Every line below is to be copied exactly, with the pictures left out.

- **Data section**:
◆ ◆ ◆ ◆

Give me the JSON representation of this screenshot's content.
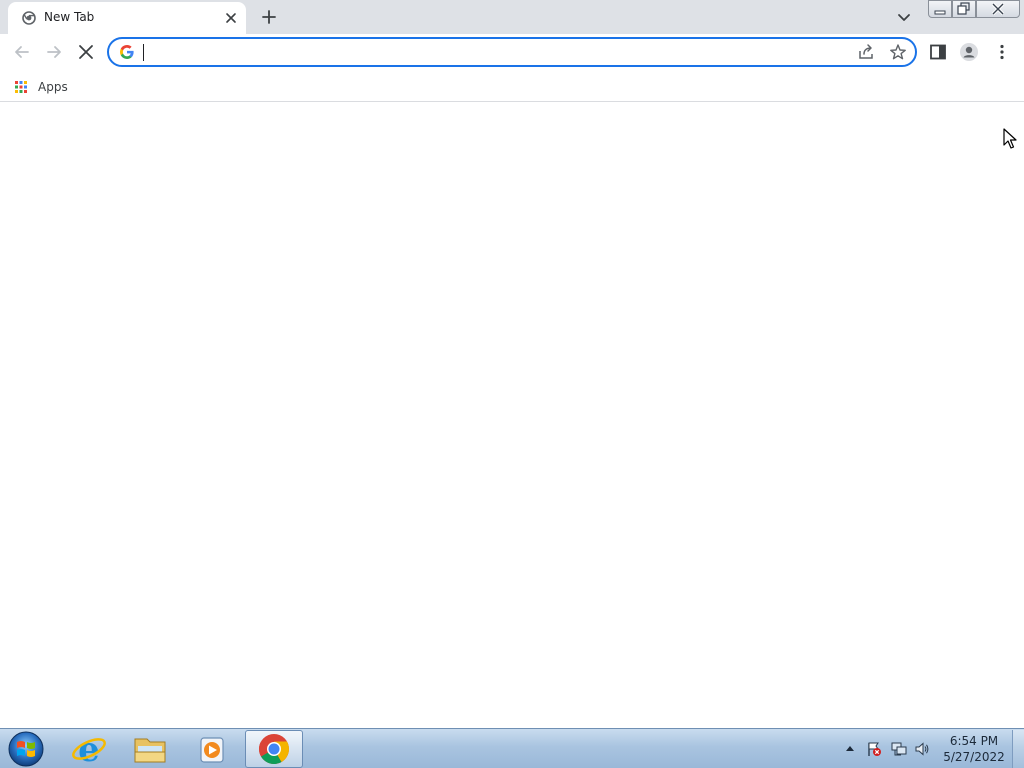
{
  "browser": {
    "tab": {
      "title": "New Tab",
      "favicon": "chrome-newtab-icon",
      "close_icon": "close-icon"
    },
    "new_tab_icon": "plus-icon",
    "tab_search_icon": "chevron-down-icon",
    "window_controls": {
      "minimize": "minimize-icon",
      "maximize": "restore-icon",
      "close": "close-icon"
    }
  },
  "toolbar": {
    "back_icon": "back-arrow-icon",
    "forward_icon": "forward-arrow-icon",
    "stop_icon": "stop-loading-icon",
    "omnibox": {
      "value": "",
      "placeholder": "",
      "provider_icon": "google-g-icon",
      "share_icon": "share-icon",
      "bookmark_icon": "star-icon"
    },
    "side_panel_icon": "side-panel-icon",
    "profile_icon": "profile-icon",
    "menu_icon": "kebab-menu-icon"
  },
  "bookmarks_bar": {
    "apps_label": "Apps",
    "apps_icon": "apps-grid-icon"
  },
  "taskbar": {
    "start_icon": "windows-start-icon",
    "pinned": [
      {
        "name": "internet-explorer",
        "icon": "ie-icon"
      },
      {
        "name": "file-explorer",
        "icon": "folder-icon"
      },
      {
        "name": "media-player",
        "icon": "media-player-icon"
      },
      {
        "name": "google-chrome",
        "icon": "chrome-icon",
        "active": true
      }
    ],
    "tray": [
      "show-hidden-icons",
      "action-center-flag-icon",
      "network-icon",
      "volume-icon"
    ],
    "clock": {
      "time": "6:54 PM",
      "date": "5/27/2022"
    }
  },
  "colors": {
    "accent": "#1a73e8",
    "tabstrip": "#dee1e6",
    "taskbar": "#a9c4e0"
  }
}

◆ ◆ ◆ ◆

- **Result of the task**:
Give me the JSON representation of this screenshot's content.
{
  "browser": {
    "tab": {
      "title": "New Tab",
      "favicon": "chrome-newtab-icon",
      "close_icon": "close-icon"
    },
    "new_tab_icon": "plus-icon",
    "tab_search_icon": "chevron-down-icon",
    "window_controls": {
      "minimize": "minimize-icon",
      "maximize": "restore-icon",
      "close": "close-icon"
    }
  },
  "toolbar": {
    "back_icon": "back-arrow-icon",
    "forward_icon": "forward-arrow-icon",
    "stop_icon": "stop-loading-icon",
    "omnibox": {
      "value": "",
      "placeholder": "",
      "provider_icon": "google-g-icon",
      "share_icon": "share-icon",
      "bookmark_icon": "star-icon"
    },
    "side_panel_icon": "side-panel-icon",
    "profile_icon": "profile-icon",
    "menu_icon": "kebab-menu-icon"
  },
  "bookmarks_bar": {
    "apps_label": "Apps",
    "apps_icon": "apps-grid-icon"
  },
  "taskbar": {
    "start_icon": "windows-start-icon",
    "pinned": [
      {
        "name": "internet-explorer",
        "icon": "ie-icon"
      },
      {
        "name": "file-explorer",
        "icon": "folder-icon"
      },
      {
        "name": "media-player",
        "icon": "media-player-icon"
      },
      {
        "name": "google-chrome",
        "icon": "chrome-icon",
        "active": true
      }
    ],
    "tray": [
      "show-hidden-icons",
      "action-center-flag-icon",
      "network-icon",
      "volume-icon"
    ],
    "clock": {
      "time": "6:54 PM",
      "date": "5/27/2022"
    }
  },
  "colors": {
    "accent": "#1a73e8",
    "tabstrip": "#dee1e6",
    "taskbar": "#a9c4e0"
  }
}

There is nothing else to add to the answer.